▶ [TASK DATA]

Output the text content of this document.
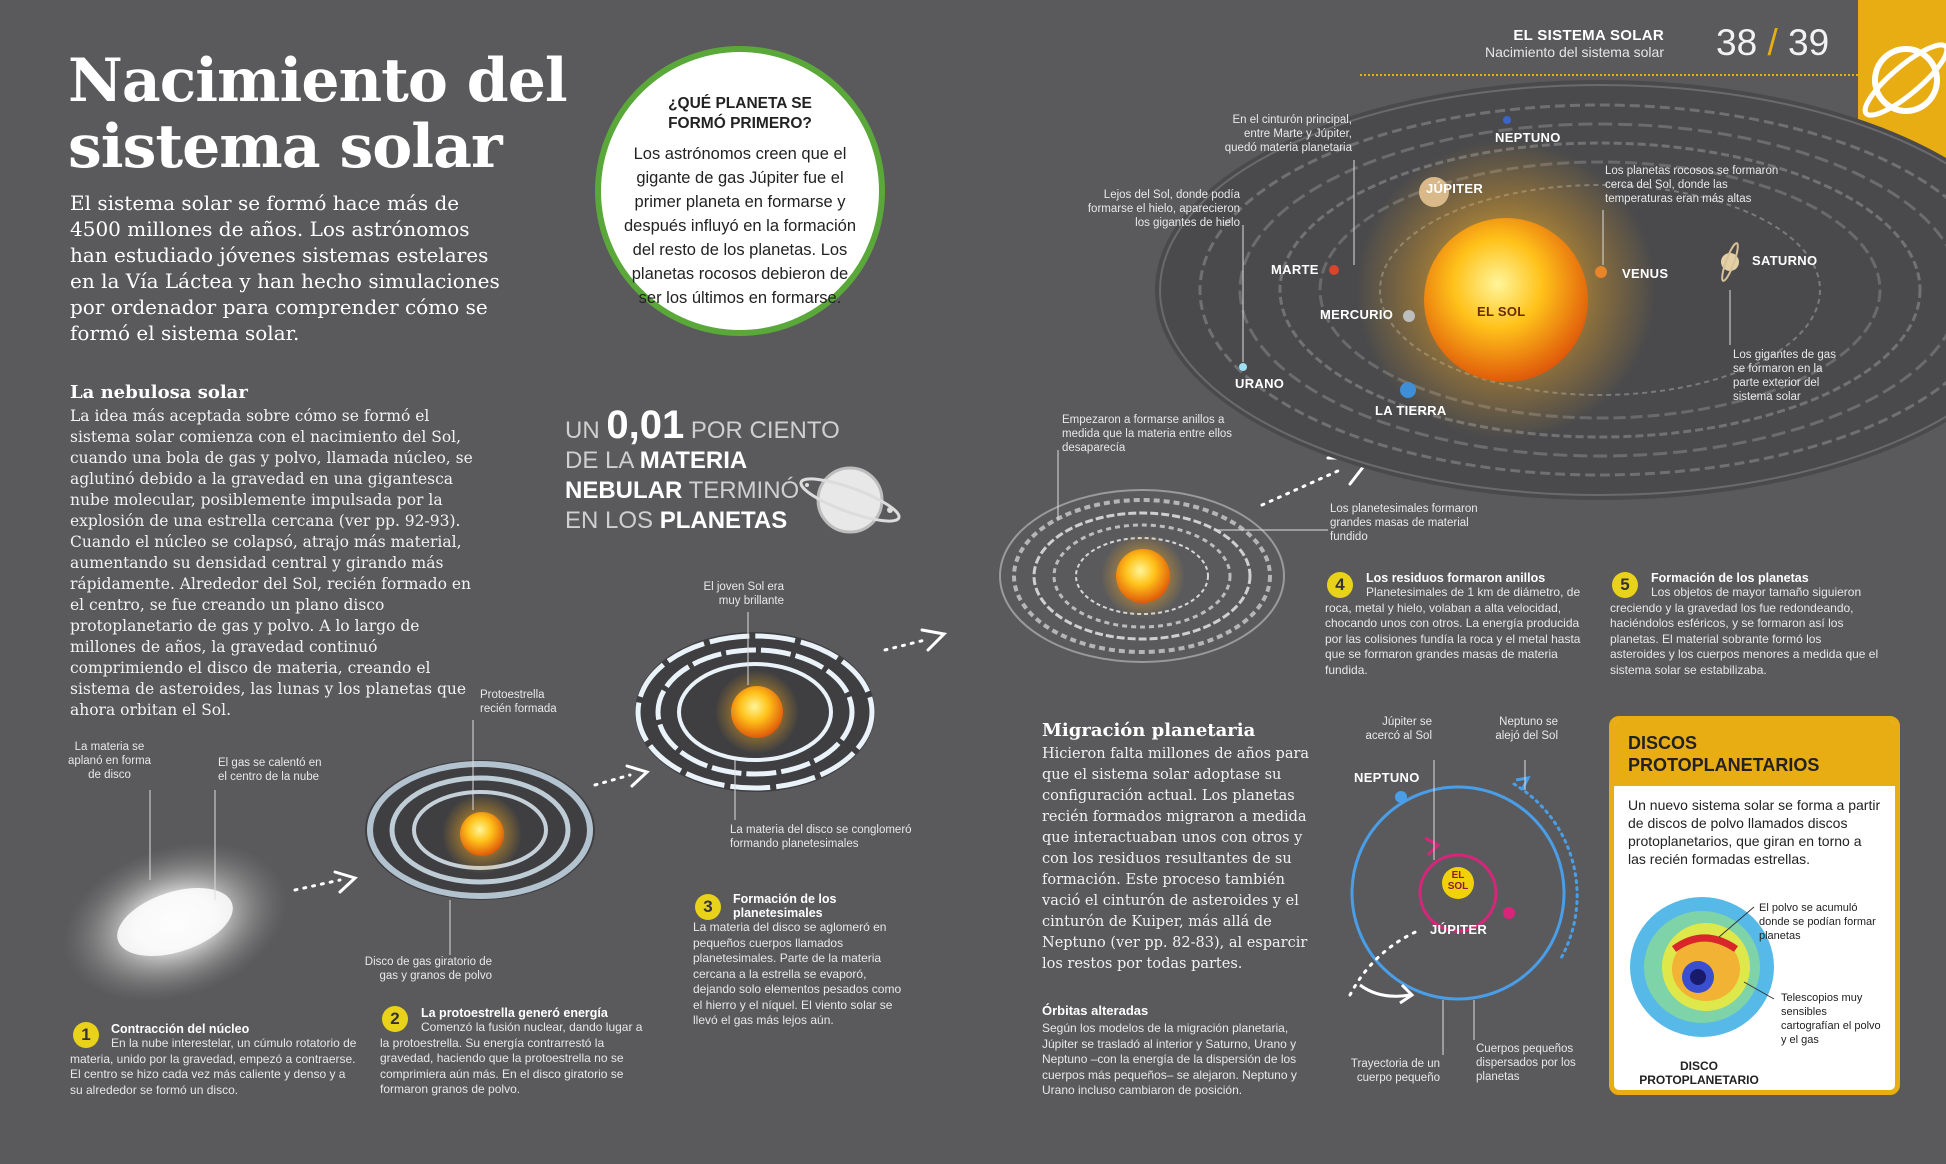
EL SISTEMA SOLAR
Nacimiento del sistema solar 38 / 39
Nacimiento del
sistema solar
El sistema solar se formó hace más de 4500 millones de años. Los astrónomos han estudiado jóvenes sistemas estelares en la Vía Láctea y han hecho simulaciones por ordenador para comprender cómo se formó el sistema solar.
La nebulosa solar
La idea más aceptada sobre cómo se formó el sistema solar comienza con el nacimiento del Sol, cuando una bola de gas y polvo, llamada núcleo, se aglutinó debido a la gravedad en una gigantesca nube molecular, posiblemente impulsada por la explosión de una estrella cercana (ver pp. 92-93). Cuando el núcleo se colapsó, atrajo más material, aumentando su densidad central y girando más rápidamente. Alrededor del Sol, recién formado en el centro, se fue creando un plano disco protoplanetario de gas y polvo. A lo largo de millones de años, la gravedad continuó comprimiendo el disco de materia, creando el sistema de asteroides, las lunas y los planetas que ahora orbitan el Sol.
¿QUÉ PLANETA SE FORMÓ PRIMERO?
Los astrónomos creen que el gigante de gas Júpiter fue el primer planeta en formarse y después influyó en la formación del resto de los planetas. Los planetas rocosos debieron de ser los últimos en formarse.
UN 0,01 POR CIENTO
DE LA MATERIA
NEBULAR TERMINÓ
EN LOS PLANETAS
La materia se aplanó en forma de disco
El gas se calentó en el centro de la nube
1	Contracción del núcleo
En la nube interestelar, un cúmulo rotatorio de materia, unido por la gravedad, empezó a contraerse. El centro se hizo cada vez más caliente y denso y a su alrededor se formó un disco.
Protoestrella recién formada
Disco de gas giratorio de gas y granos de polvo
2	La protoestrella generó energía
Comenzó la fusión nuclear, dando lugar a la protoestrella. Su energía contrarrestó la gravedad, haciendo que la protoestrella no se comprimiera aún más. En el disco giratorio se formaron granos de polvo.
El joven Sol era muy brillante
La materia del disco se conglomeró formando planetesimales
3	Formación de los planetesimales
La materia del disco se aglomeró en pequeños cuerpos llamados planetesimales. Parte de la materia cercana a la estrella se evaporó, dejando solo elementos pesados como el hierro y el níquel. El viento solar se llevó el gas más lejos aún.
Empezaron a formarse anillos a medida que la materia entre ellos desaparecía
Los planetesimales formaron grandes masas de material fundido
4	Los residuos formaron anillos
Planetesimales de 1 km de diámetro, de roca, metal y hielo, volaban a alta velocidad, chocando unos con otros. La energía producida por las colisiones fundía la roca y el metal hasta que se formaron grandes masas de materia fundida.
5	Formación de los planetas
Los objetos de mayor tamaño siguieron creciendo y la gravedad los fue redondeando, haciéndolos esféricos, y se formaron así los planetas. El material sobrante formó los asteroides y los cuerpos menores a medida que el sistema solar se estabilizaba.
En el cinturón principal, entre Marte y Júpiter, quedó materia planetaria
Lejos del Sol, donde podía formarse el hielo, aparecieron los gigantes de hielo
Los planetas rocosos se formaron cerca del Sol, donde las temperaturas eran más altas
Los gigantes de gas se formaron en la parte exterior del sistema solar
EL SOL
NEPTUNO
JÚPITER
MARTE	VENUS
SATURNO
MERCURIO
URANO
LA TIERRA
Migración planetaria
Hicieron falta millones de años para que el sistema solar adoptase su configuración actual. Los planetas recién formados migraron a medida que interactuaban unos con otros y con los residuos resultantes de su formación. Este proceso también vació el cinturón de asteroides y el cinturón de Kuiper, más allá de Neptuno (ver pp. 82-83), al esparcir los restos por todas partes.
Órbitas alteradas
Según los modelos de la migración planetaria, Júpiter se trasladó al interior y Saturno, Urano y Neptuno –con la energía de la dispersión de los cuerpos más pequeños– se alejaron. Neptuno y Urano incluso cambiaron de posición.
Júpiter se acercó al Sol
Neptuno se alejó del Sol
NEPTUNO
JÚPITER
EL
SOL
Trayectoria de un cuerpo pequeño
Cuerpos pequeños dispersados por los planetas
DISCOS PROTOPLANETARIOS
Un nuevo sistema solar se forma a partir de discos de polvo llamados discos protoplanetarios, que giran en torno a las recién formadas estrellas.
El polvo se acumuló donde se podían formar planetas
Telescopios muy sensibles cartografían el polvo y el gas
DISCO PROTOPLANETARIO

▶ [WHAT THE EXERCISE ASKS] Find each line with the string "hielo" and copy it out.

▶ [TASK SOLUTION]
Planetesimales de 1 km de diámetro, de roca, metal y hielo, volaban a alta velocidad, chocando unos con otros. La energía producida por las colisiones fundía la roca y el metal hasta que se formaron grandes masas de materia fundida.
Lejos del Sol, donde podía formarse el hielo, aparecieron los gigantes de hielo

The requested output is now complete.